::: Data supplied

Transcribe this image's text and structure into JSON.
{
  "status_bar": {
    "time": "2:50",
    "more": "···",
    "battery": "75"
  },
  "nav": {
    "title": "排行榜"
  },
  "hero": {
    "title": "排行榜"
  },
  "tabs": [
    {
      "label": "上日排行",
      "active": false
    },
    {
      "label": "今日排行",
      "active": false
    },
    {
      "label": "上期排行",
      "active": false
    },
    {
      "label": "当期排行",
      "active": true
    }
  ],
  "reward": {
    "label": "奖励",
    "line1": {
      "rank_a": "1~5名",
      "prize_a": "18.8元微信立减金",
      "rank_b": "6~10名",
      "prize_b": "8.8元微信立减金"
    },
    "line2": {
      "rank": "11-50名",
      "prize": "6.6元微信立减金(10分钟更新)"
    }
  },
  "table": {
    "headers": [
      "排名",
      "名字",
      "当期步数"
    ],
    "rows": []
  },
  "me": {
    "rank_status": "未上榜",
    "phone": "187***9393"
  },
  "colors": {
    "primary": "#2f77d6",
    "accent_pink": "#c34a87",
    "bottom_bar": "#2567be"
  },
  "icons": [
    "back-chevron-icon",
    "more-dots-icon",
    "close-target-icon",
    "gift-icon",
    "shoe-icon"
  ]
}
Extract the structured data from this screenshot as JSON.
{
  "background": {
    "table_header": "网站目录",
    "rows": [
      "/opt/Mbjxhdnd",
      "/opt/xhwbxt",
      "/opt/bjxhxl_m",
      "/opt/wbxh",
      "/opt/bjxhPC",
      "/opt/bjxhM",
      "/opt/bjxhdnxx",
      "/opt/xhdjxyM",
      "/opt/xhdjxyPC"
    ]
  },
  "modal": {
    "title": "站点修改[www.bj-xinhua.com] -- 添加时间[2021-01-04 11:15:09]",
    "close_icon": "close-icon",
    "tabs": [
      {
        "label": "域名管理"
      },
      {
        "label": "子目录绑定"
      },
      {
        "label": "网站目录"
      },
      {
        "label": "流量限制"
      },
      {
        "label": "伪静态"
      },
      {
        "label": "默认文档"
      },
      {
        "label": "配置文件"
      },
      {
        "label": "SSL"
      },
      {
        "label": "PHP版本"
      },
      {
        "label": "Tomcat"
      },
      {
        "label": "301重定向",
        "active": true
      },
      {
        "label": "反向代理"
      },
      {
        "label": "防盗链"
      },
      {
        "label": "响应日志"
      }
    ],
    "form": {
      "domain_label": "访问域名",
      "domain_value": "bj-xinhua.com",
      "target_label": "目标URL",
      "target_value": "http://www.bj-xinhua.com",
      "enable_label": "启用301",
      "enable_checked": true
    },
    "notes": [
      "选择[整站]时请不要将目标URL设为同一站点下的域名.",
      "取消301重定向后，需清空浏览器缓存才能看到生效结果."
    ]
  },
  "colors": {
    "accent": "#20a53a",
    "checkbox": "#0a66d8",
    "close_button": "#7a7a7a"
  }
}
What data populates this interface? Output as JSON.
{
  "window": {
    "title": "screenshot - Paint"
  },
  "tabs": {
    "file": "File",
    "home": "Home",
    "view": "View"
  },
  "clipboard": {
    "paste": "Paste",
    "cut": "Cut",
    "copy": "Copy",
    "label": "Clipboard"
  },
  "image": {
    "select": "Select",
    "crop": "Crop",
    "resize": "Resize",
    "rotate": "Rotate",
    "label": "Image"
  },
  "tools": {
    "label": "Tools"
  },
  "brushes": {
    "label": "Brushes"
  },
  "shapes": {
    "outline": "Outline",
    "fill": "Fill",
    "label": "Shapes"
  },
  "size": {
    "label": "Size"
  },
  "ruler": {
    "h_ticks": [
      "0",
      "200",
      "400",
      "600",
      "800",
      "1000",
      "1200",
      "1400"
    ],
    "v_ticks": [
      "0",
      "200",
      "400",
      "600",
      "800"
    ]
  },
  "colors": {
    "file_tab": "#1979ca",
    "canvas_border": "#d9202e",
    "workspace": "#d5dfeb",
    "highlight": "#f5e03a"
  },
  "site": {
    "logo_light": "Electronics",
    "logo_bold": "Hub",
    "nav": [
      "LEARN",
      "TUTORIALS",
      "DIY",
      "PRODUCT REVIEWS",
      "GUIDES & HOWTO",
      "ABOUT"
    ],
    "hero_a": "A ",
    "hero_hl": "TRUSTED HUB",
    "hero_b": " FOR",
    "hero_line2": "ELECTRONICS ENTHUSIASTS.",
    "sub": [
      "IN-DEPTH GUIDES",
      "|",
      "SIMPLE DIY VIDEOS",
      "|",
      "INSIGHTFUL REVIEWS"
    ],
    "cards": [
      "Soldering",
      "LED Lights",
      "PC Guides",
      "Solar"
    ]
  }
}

::::::

§ **What is being asked**
Every line of the records above needs to be given again exactly.

§ **Correct answer**
Transcribe this image's text and structure into JSON.
{
  "status_bar": {
    "time": "2:50",
    "more": "···",
    "battery": "75"
  },
  "nav": {
    "title": "排行榜"
  },
  "hero": {
    "title": "排行榜"
  },
  "tabs": [
    {
      "label": "上日排行",
      "active": false
    },
    {
      "label": "今日排行",
      "active": false
    },
    {
      "label": "上期排行",
      "active": false
    },
    {
      "label": "当期排行",
      "active": true
    }
  ],
  "reward": {
    "label": "奖励",
    "line1": {
      "rank_a": "1~5名",
      "prize_a": "18.8元微信立减金",
      "rank_b": "6~10名",
      "prize_b": "8.8元微信立减金"
    },
    "line2": {
      "rank": "11-50名",
      "prize": "6.6元微信立减金(10分钟更新)"
    }
  },
  "table": {
    "headers": [
      "排名",
      "名字",
      "当期步数"
    ],
    "rows": []
  },
  "me": {
    "rank_status": "未上榜",
    "phone": "187***9393"
  },
  "colors": {
    "primary": "#2f77d6",
    "accent_pink": "#c34a87",
    "bottom_bar": "#2567be"
  },
  "icons": [
    "back-chevron-icon",
    "more-dots-icon",
    "close-target-icon",
    "gift-icon",
    "shoe-icon"
  ]
}
Extract the structured data from this screenshot as JSON.
{
  "background": {
    "table_header": "网站目录",
    "rows": [
      "/opt/Mbjxhdnd",
      "/opt/xhwbxt",
      "/opt/bjxhxl_m",
      "/opt/wbxh",
      "/opt/bjxhPC",
      "/opt/bjxhM",
      "/opt/bjxhdnxx",
      "/opt/xhdjxyM",
      "/opt/xhdjxyPC"
    ]
  },
  "modal": {
    "title": "站点修改[www.bj-xinhua.com] -- 添加时间[2021-01-04 11:15:09]",
    "close_icon": "close-icon",
    "tabs": [
      {
        "label": "域名管理"
      },
      {
        "label": "子目录绑定"
      },
      {
        "label": "网站目录"
      },
      {
        "label": "流量限制"
      },
      {
        "label": "伪静态"
      },
      {
        "label": "默认文档"
      },
      {
        "label": "配置文件"
      },
      {
        "label": "SSL"
      },
      {
        "label": "PHP版本"
      },
      {
        "label": "Tomcat"
      },
      {
        "label": "301重定向",
        "active": true
      },
      {
        "label": "反向代理"
      },
      {
        "label": "防盗链"
      },
      {
        "label": "响应日志"
      }
    ],
    "form": {
      "domain_label": "访问域名",
      "domain_value": "bj-xinhua.com",
      "target_label": "目标URL",
      "target_value": "http://www.bj-xinhua.com",
      "enable_label": "启用301",
      "enable_checked": true
    },
    "notes": [
      "选择[整站]时请不要将目标URL设为同一站点下的域名.",
      "取消301重定向后，需清空浏览器缓存才能看到生效结果."
    ]
  },
  "colors": {
    "accent": "#20a53a",
    "checkbox": "#0a66d8",
    "close_button": "#7a7a7a"
  }
}
What data populates this interface? Output as JSON.
{
  "window": {
    "title": "screenshot - Paint"
  },
  "tabs": {
    "file": "File",
    "home": "Home",
    "view": "View"
  },
  "clipboard": {
    "paste": "Paste",
    "cut": "Cut",
    "copy": "Copy",
    "label": "Clipboard"
  },
  "image": {
    "select": "Select",
    "crop": "Crop",
    "resize": "Resize",
    "rotate": "Rotate",
    "label": "Image"
  },
  "tools": {
    "label": "Tools"
  },
  "brushes": {
    "label": "Brushes"
  },
  "shapes": {
    "outline": "Outline",
    "fill": "Fill",
    "label": "Shapes"
  },
  "size": {
    "label": "Size"
  },
  "ruler": {
    "h_ticks": [
      "0",
      "200",
      "400",
      "600",
      "800",
      "1000",
      "1200",
      "1400"
    ],
    "v_ticks": [
      "0",
      "200",
      "400",
      "600",
      "800"
    ]
  },
  "colors": {
    "file_tab": "#1979ca",
    "canvas_border": "#d9202e",
    "workspace": "#d5dfeb",
    "highlight": "#f5e03a"
  },
  "site": {
    "logo_light": "Electronics",
    "logo_bold": "Hub",
    "nav": [
      "LEARN",
      "TUTORIALS",
      "DIY",
      "PRODUCT REVIEWS",
      "GUIDES & HOWTO",
      "ABOUT"
    ],
    "hero_a": "A ",
    "hero_hl": "TRUSTED HUB",
    "hero_b": " FOR",
    "hero_line2": "ELECTRONICS ENTHUSIASTS.",
    "sub": [
      "IN-DEPTH GUIDES",
      "|",
      "SIMPLE DIY VIDEOS",
      "|",
      "INSIGHTFUL REVIEWS"
    ],
    "cards": [
      "Soldering",
      "LED Lights",
      "PC Guides",
      "Solar"
    ]
  }
}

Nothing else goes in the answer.